┌──
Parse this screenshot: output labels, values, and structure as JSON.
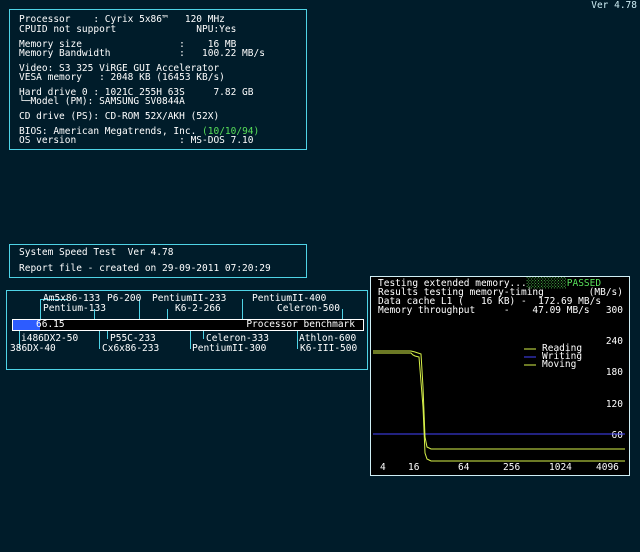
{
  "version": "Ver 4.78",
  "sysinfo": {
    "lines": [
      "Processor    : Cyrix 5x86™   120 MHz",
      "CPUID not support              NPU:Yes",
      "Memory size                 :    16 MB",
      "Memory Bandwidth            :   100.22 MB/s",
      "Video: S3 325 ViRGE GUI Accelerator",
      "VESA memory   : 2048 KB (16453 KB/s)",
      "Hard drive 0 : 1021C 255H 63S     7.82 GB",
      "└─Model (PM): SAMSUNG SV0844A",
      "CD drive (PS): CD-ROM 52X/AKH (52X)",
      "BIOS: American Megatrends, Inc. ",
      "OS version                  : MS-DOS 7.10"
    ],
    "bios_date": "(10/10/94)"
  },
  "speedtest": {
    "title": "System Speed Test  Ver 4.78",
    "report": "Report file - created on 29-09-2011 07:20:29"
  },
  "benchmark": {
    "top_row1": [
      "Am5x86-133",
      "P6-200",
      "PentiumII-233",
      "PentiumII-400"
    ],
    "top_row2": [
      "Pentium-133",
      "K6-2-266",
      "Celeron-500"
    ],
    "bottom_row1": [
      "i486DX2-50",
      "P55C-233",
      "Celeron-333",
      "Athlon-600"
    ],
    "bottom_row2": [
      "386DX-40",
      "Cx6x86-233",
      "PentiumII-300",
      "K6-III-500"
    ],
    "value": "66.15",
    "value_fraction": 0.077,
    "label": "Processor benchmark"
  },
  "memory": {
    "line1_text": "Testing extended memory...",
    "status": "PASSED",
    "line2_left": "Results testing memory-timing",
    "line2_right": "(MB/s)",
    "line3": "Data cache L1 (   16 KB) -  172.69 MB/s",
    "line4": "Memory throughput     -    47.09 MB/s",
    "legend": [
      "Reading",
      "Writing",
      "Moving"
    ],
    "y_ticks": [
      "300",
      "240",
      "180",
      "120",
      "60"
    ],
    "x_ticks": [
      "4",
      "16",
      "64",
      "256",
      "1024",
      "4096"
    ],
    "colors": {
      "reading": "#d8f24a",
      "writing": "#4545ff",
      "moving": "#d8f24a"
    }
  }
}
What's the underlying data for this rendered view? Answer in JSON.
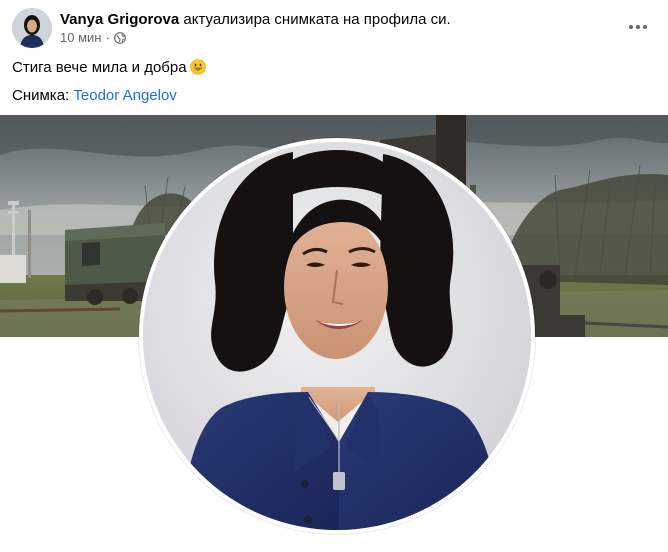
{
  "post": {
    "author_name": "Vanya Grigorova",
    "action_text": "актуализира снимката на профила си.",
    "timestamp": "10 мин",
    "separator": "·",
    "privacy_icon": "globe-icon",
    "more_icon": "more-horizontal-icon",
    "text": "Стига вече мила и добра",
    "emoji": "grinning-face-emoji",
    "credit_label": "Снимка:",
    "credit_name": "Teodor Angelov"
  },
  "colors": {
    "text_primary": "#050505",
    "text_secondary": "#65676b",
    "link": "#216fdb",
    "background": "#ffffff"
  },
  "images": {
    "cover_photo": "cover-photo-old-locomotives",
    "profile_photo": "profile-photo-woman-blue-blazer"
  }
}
└──
Search the lines above for the string "photo" and copy each line that has it.

**RESULT:**
    "cover_photo": "cover-photo-old-locomotives",
    "profile_photo": "profile-photo-woman-blue-blazer"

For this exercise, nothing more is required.